§ Document section:

┄┄┄┄┄┄┄┄┄┄

Risk Management in Tunneling

This article is a brief summary of Chapter 2 of Mechanized Tunnelling in Urban Areas by Vittorio Guglielmetti et. al by Taylor and Francis Publications and Guidelines for Tunnelling Risk management proposed by International Tunneling Association (WG No. 2), published in Tunnelling and Underground Space Technology 19 (2004) 217–237 (doi:10.1016/j.tust.2004.01.001).

“No construction project is risk free. Risk can be managed, minimized, shared, transferred, or simply accepted, but cannot be ignored”^[1]. Due to inherent uncertainties, including ground and groundwater conditions, there might be significant cost overrun and delay risks and as well as environmental risks and hence Formal Risk Management is becoming more common for underground projects to systematically and continually conduct formal risk management evaluations at all stages of underground projects. Risk Management Plan (RMP) can be broadly divided into the following steps:

• Step 1: Hazard Identification
• Step 2: Assigning probability of occurrence (P)
• Step 3: Assigning consequence/impact of hazard (I)
• Step 4: Risk Analysis
• Step 5: Risk response & monitoring

Probability-Impact pair (from step 2 and step 3) defines “Initial risk level”. In cases where “Initial risk level” is above acceptable risk level, step 5 is performed to bring it down to “Residual risk level”. Figure 1 illustrates this concept of initial risk and residual risk.

Figure 1 Risk Level Definition

Following sections brief each of above steps of Risk Management Plan (RMP).

Risk Identification (Step 1, 2 & 3)

Types of hazards depend on the type of project and the method of construction. However, in any tunneling project, the main risk stages would be:

1. Data collection stage (Geology, Hydrogeology, Geotechnics, Hydraulics, etc.)
2. Design stage (insufficient experience, difficult solution, lack of design flexibility, etc.)
3. Construction stage (method, technology, human factors, etc.)

┄┄┄┄┄┄┄┄┄┄

§ Information provided:
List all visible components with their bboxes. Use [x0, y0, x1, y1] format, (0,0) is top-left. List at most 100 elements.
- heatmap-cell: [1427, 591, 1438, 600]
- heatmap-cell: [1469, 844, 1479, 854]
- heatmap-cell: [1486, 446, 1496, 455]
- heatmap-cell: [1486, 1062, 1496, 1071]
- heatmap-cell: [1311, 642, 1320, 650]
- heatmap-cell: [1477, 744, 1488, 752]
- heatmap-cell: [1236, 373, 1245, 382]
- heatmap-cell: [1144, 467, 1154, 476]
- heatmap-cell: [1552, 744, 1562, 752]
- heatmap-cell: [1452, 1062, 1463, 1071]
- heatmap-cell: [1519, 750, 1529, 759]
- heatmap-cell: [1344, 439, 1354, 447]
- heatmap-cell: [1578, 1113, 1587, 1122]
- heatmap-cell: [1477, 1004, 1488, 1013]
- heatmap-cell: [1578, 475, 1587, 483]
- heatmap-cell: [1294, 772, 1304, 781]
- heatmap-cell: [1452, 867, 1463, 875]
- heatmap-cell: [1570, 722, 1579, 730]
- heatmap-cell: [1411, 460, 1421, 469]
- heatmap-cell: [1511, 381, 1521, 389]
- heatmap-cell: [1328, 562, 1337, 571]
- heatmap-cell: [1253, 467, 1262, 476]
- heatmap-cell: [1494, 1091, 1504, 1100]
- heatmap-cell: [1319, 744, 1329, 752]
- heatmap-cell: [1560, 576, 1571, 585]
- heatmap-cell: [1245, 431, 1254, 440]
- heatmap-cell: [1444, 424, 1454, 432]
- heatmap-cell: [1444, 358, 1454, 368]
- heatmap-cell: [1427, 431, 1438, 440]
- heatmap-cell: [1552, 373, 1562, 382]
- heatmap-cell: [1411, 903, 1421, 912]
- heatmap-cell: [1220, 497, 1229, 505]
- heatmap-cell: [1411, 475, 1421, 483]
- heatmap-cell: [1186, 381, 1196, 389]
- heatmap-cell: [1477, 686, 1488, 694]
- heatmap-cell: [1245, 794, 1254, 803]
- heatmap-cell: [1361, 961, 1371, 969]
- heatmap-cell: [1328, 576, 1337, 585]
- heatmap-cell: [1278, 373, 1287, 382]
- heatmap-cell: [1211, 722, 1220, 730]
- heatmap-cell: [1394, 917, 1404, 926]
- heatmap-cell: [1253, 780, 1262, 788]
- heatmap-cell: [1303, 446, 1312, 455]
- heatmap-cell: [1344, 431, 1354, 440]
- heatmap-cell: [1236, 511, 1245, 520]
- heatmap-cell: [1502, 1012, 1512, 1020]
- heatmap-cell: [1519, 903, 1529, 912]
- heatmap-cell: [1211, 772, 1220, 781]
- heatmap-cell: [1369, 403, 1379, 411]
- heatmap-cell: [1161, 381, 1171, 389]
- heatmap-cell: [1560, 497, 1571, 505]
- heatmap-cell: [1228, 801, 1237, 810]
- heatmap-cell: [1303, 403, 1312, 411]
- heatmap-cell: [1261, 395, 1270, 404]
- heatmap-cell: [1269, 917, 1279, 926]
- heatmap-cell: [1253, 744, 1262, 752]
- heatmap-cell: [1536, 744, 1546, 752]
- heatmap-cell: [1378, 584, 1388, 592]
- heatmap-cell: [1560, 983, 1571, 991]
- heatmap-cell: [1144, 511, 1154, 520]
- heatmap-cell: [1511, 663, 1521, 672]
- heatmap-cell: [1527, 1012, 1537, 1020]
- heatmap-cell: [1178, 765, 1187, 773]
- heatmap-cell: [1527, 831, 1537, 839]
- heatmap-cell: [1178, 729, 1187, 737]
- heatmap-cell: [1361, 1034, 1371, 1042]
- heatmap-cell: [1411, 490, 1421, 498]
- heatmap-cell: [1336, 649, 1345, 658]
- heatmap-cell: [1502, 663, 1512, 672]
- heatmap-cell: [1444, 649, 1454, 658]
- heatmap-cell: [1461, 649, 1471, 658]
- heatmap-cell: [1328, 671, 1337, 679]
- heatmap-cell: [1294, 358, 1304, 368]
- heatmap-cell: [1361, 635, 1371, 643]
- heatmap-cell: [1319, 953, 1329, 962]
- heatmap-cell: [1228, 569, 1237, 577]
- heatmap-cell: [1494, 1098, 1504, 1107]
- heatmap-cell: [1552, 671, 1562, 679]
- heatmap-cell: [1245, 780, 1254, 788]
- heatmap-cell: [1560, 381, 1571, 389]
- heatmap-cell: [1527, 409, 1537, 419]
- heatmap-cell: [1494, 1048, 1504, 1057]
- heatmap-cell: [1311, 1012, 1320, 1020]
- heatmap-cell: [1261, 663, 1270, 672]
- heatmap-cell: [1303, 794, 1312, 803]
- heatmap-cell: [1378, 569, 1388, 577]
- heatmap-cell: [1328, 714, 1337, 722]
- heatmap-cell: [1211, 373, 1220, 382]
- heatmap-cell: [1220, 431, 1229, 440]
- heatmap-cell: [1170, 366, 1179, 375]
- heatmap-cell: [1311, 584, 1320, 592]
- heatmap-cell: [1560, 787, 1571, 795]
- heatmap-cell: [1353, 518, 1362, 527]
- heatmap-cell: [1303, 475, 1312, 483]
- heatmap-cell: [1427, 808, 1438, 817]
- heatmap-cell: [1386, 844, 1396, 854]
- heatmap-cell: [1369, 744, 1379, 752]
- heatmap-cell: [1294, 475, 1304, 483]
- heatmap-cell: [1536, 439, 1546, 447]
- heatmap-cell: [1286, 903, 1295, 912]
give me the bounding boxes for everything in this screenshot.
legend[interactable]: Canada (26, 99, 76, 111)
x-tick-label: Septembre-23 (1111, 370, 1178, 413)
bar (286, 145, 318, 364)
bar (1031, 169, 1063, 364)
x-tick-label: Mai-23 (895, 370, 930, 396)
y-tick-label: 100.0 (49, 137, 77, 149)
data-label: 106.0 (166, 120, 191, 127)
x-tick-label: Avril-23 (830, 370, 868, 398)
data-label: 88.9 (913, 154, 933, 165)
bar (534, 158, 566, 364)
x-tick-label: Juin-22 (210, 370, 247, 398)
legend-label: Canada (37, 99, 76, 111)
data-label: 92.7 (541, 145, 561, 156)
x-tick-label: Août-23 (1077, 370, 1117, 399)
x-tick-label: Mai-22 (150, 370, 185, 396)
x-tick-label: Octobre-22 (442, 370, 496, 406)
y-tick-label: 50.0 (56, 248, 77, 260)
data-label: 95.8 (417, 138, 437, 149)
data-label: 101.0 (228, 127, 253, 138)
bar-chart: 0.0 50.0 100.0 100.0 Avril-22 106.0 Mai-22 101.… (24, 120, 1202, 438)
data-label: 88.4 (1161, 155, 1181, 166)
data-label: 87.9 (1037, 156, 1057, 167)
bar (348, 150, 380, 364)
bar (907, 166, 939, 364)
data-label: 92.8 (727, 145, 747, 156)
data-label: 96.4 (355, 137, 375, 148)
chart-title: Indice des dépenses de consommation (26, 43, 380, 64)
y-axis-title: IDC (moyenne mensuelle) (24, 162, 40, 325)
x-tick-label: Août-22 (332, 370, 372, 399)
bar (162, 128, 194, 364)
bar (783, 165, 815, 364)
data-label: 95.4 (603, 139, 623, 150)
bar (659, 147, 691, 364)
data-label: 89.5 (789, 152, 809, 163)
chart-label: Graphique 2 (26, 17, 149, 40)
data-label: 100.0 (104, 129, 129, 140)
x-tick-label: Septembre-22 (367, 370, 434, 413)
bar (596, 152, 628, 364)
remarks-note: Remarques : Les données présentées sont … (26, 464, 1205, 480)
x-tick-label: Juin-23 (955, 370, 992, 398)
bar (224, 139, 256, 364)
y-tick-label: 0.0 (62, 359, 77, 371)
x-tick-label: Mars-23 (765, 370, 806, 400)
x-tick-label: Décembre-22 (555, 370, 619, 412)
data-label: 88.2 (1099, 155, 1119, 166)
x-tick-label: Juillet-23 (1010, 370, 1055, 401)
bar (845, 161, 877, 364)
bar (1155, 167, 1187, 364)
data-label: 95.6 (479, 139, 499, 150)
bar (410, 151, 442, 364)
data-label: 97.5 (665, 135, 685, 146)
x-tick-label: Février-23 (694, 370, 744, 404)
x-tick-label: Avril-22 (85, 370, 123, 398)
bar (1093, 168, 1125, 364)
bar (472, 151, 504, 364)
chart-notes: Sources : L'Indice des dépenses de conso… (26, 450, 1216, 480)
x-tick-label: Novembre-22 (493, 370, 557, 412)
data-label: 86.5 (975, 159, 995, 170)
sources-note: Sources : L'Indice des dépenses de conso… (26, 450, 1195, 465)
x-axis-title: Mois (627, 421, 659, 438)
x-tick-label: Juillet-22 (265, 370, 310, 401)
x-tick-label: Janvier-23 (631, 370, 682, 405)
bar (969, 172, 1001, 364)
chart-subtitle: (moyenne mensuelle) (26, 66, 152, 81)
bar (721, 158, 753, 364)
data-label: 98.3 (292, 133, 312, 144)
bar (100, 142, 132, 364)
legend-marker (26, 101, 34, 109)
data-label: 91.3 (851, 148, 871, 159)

┄┄┄┄┄┄┄┄┄┄

From the tunneling risk article above, copy out everything from "Following sections brief" down to "human factors, etc.)", word for word.

§ Written response:
Following sections brief each of above steps of Risk Management Plan (RMP).

Risk Identification (Step 1, 2 & 3)

Types of hazards depend on the type of project and the method of construction. However, in any tunneling project, the main risk stages would be:

1. Data collection stage (Geology, Hydrogeology, Geotechnics, Hydraulics, etc.)
2. Design stage (insufficient experience, difficult solution, lack of design flexibility, etc.)
3. Construction stage (method, technology, human factors, etc.)